## ENTRIES
========================
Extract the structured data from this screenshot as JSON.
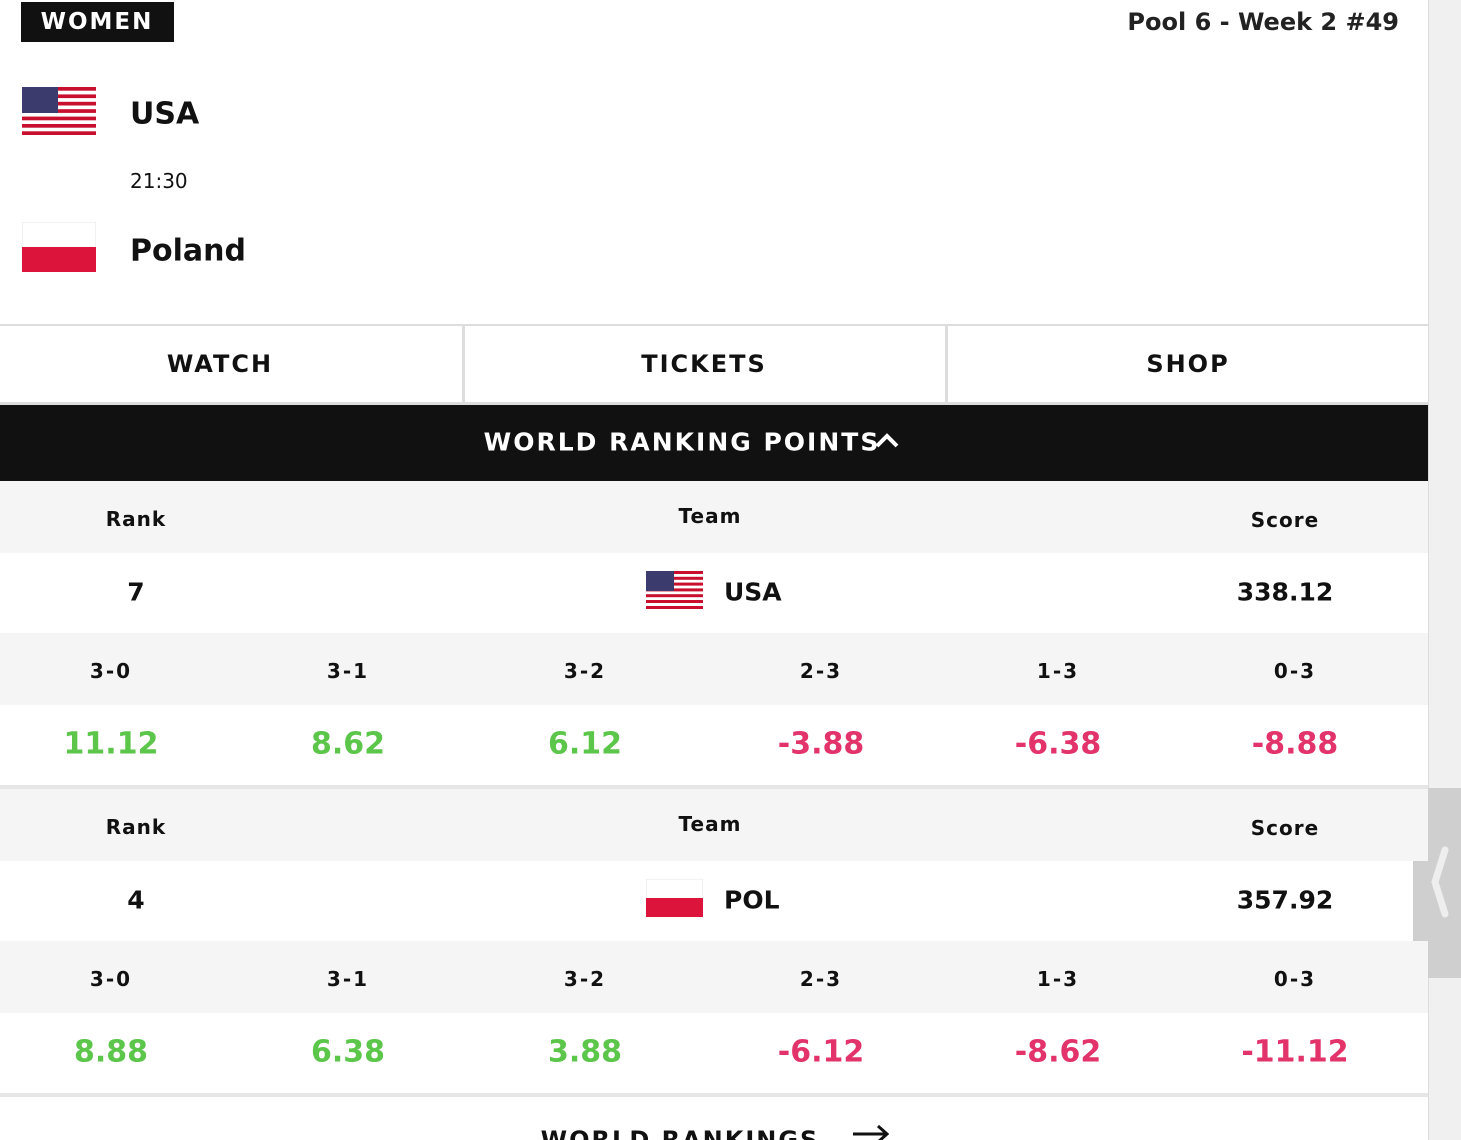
{
  "header": {
    "category": "WOMEN",
    "pool": "Pool 6 - Week 2 #49"
  },
  "match": {
    "home": "USA",
    "time": "21:30",
    "away": "Poland"
  },
  "actions": [
    "WATCH",
    "TICKETS",
    "SHOP"
  ],
  "ranking": {
    "title": "WORLD RANKING POINTS",
    "teams": [
      {
        "rank_label": "Rank",
        "team_label": "Team",
        "score_label": "Score",
        "rank": 7,
        "team": "USA",
        "score": 338.12,
        "outcomes": [
          "3-0",
          "3-1",
          "3-2",
          "2-3",
          "1-3",
          "0-3"
        ],
        "points": [
          11.12,
          8.62,
          6.12,
          -3.88,
          -6.38,
          -8.88
        ]
      },
      {
        "rank_label": "Rank",
        "team_label": "Team",
        "score_label": "Score",
        "rank": 4,
        "team": "POL",
        "score": 357.92,
        "outcomes": [
          "3-0",
          "3-1",
          "3-2",
          "2-3",
          "1-3",
          "0-3"
        ],
        "points": [
          8.88,
          6.38,
          3.88,
          -6.12,
          -8.62,
          -11.12
        ]
      }
    ]
  },
  "footer_link": "WORLD RANKINGS"
}
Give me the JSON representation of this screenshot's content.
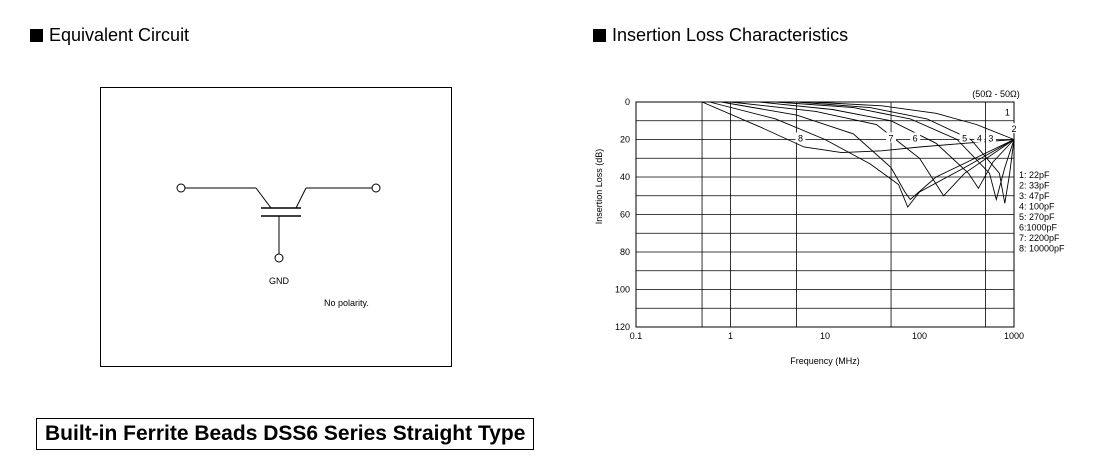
{
  "left_section": {
    "heading": "Equivalent Circuit",
    "gnd_label": "GND",
    "polarity_note": "No polarity."
  },
  "right_section": {
    "heading": "Insertion Loss Characteristics"
  },
  "footer": {
    "title": "Built-in Ferrite Beads DSS6 Series Straight Type"
  },
  "chart_data": {
    "type": "line",
    "title": "",
    "xlabel": "Frequency (MHz)",
    "ylabel": "Insertion Loss (dB)",
    "x_scale": "log",
    "xlim": [
      0.1,
      1000
    ],
    "ylim": [
      0,
      120
    ],
    "y_inverted": true,
    "grid": true,
    "x_ticks": [
      "0.1",
      "1",
      "10",
      "100",
      "1000"
    ],
    "y_ticks": [
      "0",
      "20",
      "40",
      "60",
      "80",
      "100",
      "120"
    ],
    "condition_label": "(50Ω - 50Ω)",
    "legend_position": "right",
    "legend": [
      "1: 22pF",
      "2: 33pF",
      "3: 47pF",
      "4: 100pF",
      "5: 270pF",
      "6:1000pF",
      "7: 2200pF",
      "8: 10000pF"
    ],
    "series": [
      {
        "name": "1",
        "x": [
          7,
          40,
          150,
          400,
          1000
        ],
        "y": [
          0,
          2,
          6,
          12,
          20
        ]
      },
      {
        "name": "2",
        "x": [
          5,
          30,
          120,
          350,
          700,
          800,
          900,
          1000
        ],
        "y": [
          0,
          3,
          9,
          20,
          38,
          54,
          38,
          20
        ]
      },
      {
        "name": "3",
        "x": [
          3,
          20,
          80,
          250,
          550,
          650,
          800,
          1000
        ],
        "y": [
          0,
          3,
          9,
          20,
          38,
          52,
          35,
          20
        ]
      },
      {
        "name": "4",
        "x": [
          2,
          12,
          50,
          150,
          330,
          420,
          600,
          1000
        ],
        "y": [
          0,
          4,
          10,
          22,
          38,
          46,
          32,
          20
        ]
      },
      {
        "name": "5",
        "x": [
          1,
          8,
          35,
          100,
          160,
          180,
          300,
          1000
        ],
        "y": [
          0,
          5,
          12,
          30,
          46,
          50,
          38,
          20
        ]
      },
      {
        "name": "6",
        "x": [
          0.8,
          5,
          20,
          50,
          70,
          80,
          150,
          1000
        ],
        "y": [
          0,
          7,
          17,
          35,
          48,
          52,
          40,
          20
        ]
      },
      {
        "name": "7",
        "x": [
          0.6,
          3,
          10,
          30,
          60,
          75,
          100,
          300,
          1000
        ],
        "y": [
          0,
          9,
          20,
          33,
          44,
          56,
          48,
          35,
          20
        ]
      },
      {
        "name": "8",
        "x": [
          0.5,
          2,
          6,
          15,
          40,
          100,
          300,
          1000
        ],
        "y": [
          0,
          13,
          24,
          27,
          26,
          24,
          22,
          20
        ]
      }
    ],
    "curve_labels": [
      {
        "text": "8",
        "x": 5.5,
        "y": 20
      },
      {
        "text": "7",
        "x": 50,
        "y": 20
      },
      {
        "text": "6",
        "x": 90,
        "y": 20
      },
      {
        "text": "5",
        "x": 300,
        "y": 20
      },
      {
        "text": "4",
        "x": 430,
        "y": 20
      },
      {
        "text": "3",
        "x": 570,
        "y": 20
      },
      {
        "text": "2",
        "x": 1000,
        "y": 15
      },
      {
        "text": "1",
        "x": 850,
        "y": 6
      }
    ]
  }
}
========================
## CHALLENGE
Give back all entries exactly. No pictures belong in the copy.

## RESULT OF THE TASK
Extract the structured data from this screenshot as JSON.
{
  "header": {
    "category": "WOMEN",
    "pool": "Pool 6 - Week 2 #49"
  },
  "match": {
    "home": "USA",
    "time": "21:30",
    "away": "Poland"
  },
  "actions": [
    "WATCH",
    "TICKETS",
    "SHOP"
  ],
  "ranking": {
    "title": "WORLD RANKING POINTS",
    "teams": [
      {
        "rank_label": "Rank",
        "team_label": "Team",
        "score_label": "Score",
        "rank": 7,
        "team": "USA",
        "score": 338.12,
        "outcomes": [
          "3-0",
          "3-1",
          "3-2",
          "2-3",
          "1-3",
          "0-3"
        ],
        "points": [
          11.12,
          8.62,
          6.12,
          -3.88,
          -6.38,
          -8.88
        ]
      },
      {
        "rank_label": "Rank",
        "team_label": "Team",
        "score_label": "Score",
        "rank": 4,
        "team": "POL",
        "score": 357.92,
        "outcomes": [
          "3-0",
          "3-1",
          "3-2",
          "2-3",
          "1-3",
          "0-3"
        ],
        "points": [
          8.88,
          6.38,
          3.88,
          -6.12,
          -8.62,
          -11.12
        ]
      }
    ]
  },
  "footer_link": "WORLD RANKINGS"
}
Give me the JSON representation of this screenshot's content.
{
  "left_section": {
    "heading": "Equivalent Circuit",
    "gnd_label": "GND",
    "polarity_note": "No polarity."
  },
  "right_section": {
    "heading": "Insertion Loss Characteristics"
  },
  "footer": {
    "title": "Built-in Ferrite Beads DSS6 Series Straight Type"
  },
  "chart_data": {
    "type": "line",
    "title": "",
    "xlabel": "Frequency (MHz)",
    "ylabel": "Insertion Loss (dB)",
    "x_scale": "log",
    "xlim": [
      0.1,
      1000
    ],
    "ylim": [
      0,
      120
    ],
    "y_inverted": true,
    "grid": true,
    "x_ticks": [
      "0.1",
      "1",
      "10",
      "100",
      "1000"
    ],
    "y_ticks": [
      "0",
      "20",
      "40",
      "60",
      "80",
      "100",
      "120"
    ],
    "condition_label": "(50Ω - 50Ω)",
    "legend_position": "right",
    "legend": [
      "1: 22pF",
      "2: 33pF",
      "3: 47pF",
      "4: 100pF",
      "5: 270pF",
      "6:1000pF",
      "7: 2200pF",
      "8: 10000pF"
    ],
    "series": [
      {
        "name": "1",
        "x": [
          7,
          40,
          150,
          400,
          1000
        ],
        "y": [
          0,
          2,
          6,
          12,
          20
        ]
      },
      {
        "name": "2",
        "x": [
          5,
          30,
          120,
          350,
          700,
          800,
          900,
          1000
        ],
        "y": [
          0,
          3,
          9,
          20,
          38,
          54,
          38,
          20
        ]
      },
      {
        "name": "3",
        "x": [
          3,
          20,
          80,
          250,
          550,
          650,
          800,
          1000
        ],
        "y": [
          0,
          3,
          9,
          20,
          38,
          52,
          35,
          20
        ]
      },
      {
        "name": "4",
        "x": [
          2,
          12,
          50,
          150,
          330,
          420,
          600,
          1000
        ],
        "y": [
          0,
          4,
          10,
          22,
          38,
          46,
          32,
          20
        ]
      },
      {
        "name": "5",
        "x": [
          1,
          8,
          35,
          100,
          160,
          180,
          300,
          1000
        ],
        "y": [
          0,
          5,
          12,
          30,
          46,
          50,
          38,
          20
        ]
      },
      {
        "name": "6",
        "x": [
          0.8,
          5,
          20,
          50,
          70,
          80,
          150,
          1000
        ],
        "y": [
          0,
          7,
          17,
          35,
          48,
          52,
          40,
          20
        ]
      },
      {
        "name": "7",
        "x": [
          0.6,
          3,
          10,
          30,
          60,
          75,
          100,
          300,
          1000
        ],
        "y": [
          0,
          9,
          20,
          33,
          44,
          56,
          48,
          35,
          20
        ]
      },
      {
        "name": "8",
        "x": [
          0.5,
          2,
          6,
          15,
          40,
          100,
          300,
          1000
        ],
        "y": [
          0,
          13,
          24,
          27,
          26,
          24,
          22,
          20
        ]
      }
    ],
    "curve_labels": [
      {
        "text": "8",
        "x": 5.5,
        "y": 20
      },
      {
        "text": "7",
        "x": 50,
        "y": 20
      },
      {
        "text": "6",
        "x": 90,
        "y": 20
      },
      {
        "text": "5",
        "x": 300,
        "y": 20
      },
      {
        "text": "4",
        "x": 430,
        "y": 20
      },
      {
        "text": "3",
        "x": 570,
        "y": 20
      },
      {
        "text": "2",
        "x": 1000,
        "y": 15
      },
      {
        "text": "1",
        "x": 850,
        "y": 6
      }
    ]
  }
}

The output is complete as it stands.